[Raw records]
--- Begin ---

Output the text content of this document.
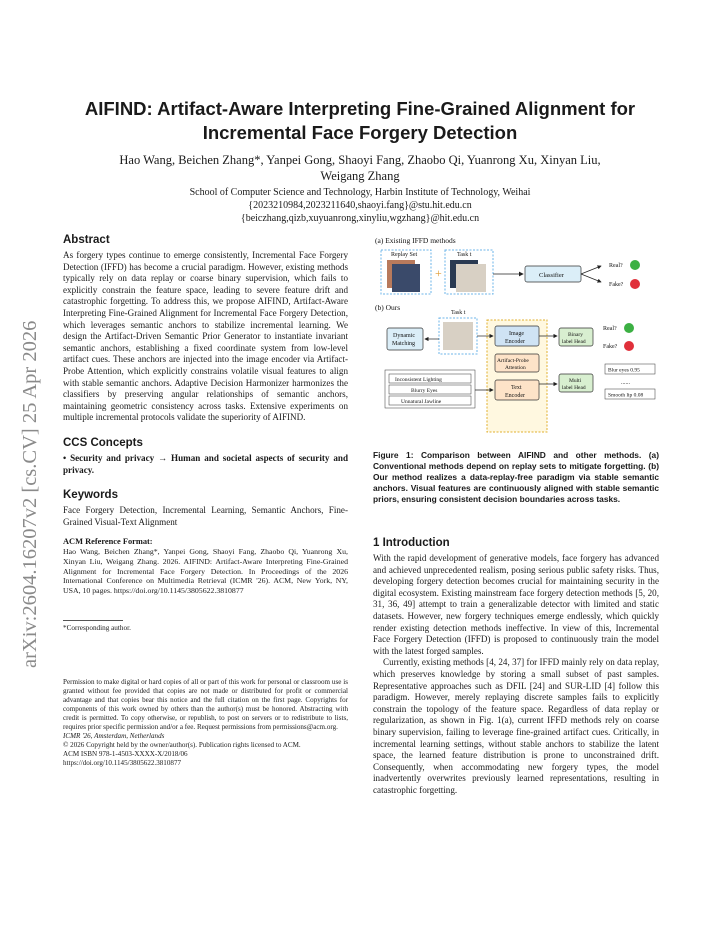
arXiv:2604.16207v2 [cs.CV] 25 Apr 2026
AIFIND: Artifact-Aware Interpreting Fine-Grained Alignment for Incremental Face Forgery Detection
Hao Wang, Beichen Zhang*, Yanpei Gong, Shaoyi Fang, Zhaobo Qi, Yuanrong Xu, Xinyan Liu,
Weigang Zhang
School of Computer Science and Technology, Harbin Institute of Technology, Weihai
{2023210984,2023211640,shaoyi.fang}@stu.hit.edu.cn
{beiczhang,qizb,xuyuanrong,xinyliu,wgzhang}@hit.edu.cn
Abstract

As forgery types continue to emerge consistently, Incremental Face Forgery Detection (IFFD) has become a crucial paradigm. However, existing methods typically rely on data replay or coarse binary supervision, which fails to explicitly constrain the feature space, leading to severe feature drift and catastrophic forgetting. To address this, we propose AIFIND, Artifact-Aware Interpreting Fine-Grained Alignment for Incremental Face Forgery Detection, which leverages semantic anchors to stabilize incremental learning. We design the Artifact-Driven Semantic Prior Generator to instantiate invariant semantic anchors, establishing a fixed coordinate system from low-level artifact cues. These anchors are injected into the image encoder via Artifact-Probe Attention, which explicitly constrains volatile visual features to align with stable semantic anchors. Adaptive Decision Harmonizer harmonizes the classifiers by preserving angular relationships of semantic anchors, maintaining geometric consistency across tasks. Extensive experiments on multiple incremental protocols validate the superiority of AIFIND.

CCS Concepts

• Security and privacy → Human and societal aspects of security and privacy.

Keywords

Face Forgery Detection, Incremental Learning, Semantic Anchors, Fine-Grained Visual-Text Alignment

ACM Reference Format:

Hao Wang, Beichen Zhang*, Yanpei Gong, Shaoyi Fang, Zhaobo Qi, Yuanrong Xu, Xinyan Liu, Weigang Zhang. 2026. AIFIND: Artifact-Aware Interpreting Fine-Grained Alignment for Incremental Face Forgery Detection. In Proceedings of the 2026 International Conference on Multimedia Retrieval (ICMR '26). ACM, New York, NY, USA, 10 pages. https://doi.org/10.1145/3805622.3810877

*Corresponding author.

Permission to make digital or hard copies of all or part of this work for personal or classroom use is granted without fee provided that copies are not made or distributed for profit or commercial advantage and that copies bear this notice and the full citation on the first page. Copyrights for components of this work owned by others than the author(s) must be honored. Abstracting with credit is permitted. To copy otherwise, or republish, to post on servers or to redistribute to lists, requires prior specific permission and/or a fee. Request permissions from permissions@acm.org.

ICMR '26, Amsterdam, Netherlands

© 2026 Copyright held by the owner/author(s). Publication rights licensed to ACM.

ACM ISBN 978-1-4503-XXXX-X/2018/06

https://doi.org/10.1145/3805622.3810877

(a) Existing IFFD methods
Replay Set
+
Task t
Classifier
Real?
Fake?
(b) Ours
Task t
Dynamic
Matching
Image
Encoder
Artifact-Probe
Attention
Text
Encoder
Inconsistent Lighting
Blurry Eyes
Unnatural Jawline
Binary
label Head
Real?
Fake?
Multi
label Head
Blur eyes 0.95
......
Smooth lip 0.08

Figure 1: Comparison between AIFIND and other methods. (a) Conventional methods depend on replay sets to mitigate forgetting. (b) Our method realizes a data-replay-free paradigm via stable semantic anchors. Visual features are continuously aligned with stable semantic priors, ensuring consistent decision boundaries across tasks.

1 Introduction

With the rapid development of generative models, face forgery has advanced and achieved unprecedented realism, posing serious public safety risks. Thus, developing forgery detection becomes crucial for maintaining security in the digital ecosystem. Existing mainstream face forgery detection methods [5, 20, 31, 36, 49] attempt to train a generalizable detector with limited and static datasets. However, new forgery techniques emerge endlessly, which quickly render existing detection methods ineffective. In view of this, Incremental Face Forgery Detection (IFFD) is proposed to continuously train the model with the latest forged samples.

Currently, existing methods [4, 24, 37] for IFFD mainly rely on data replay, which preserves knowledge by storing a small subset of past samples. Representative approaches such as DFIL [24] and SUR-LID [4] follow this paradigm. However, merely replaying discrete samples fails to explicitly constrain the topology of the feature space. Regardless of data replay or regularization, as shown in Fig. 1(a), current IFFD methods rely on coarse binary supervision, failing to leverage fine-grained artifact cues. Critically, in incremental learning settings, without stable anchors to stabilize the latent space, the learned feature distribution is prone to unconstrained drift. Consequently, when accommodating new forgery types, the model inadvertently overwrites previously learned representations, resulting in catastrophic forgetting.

--- End ---
--- Begin ---

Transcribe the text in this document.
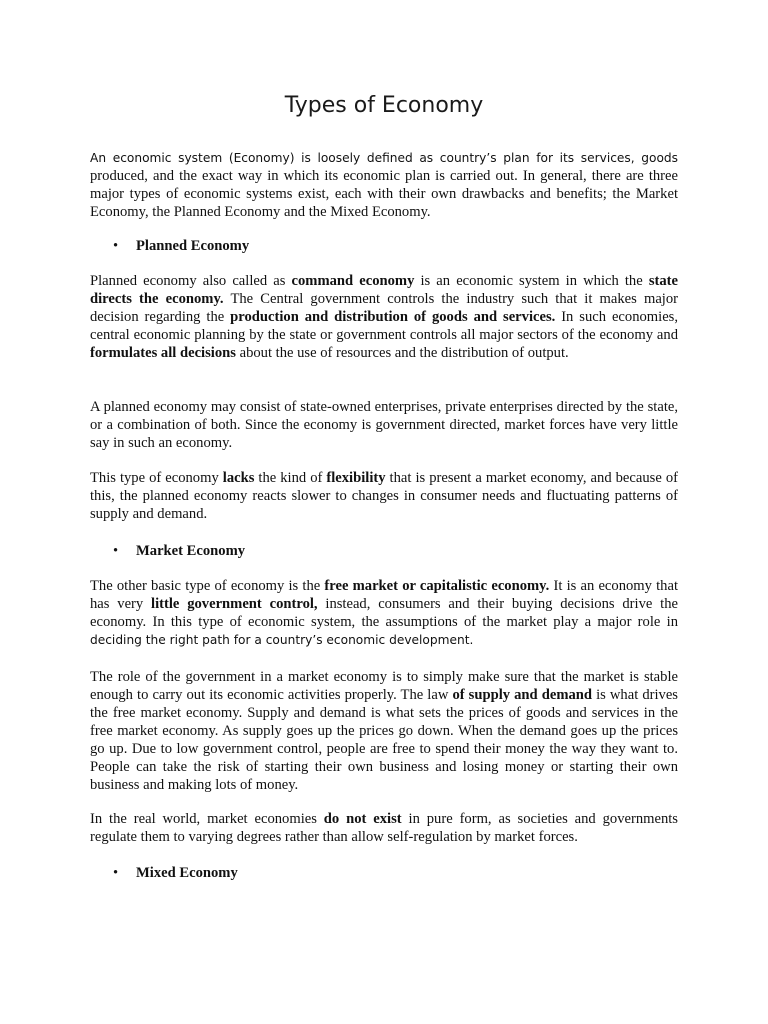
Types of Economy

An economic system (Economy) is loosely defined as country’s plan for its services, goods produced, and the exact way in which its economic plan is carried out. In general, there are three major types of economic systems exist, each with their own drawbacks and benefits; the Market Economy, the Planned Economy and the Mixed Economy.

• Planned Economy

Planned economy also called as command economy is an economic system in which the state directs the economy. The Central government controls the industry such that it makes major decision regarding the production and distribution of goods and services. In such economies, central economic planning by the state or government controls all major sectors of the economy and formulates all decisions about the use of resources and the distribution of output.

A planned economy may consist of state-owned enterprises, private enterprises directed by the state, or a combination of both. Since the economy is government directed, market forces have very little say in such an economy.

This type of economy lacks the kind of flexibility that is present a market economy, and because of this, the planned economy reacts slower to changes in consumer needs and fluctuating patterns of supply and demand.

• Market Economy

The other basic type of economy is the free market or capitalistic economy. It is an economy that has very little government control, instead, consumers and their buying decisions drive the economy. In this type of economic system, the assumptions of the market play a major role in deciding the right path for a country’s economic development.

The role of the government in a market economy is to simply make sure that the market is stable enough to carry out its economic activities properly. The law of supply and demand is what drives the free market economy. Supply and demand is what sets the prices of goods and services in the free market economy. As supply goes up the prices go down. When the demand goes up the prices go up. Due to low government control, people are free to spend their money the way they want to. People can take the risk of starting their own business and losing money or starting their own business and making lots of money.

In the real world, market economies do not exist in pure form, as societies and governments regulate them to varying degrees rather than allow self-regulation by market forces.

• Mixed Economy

--- End ---

▶ [DO THIS]: Copy out each line that contains the word "Zhaobo".

▶ [ANSWER FOR THE TASK]:
Hao Wang, Beichen Zhang*, Yanpei Gong, Shaoyi Fang, Zhaobo Qi, Yuanrong Xu, Xinyan Liu,
Hao Wang, Beichen Zhang*, Yanpei Gong, Shaoyi Fang, Zhaobo Qi, Yuanrong Xu, Xinyan Liu, Weigang Zhang. 2026. AIFIND: Artifact-Aware Interpreting Fine-Grained Alignment for Incremental Face Forgery Detection. In Proceedings of the 2026 International Conference on Multimedia Retrieval (ICMR '26). ACM, New York, NY, USA, 10 pages. https://doi.org/10.1145/3805622.3810877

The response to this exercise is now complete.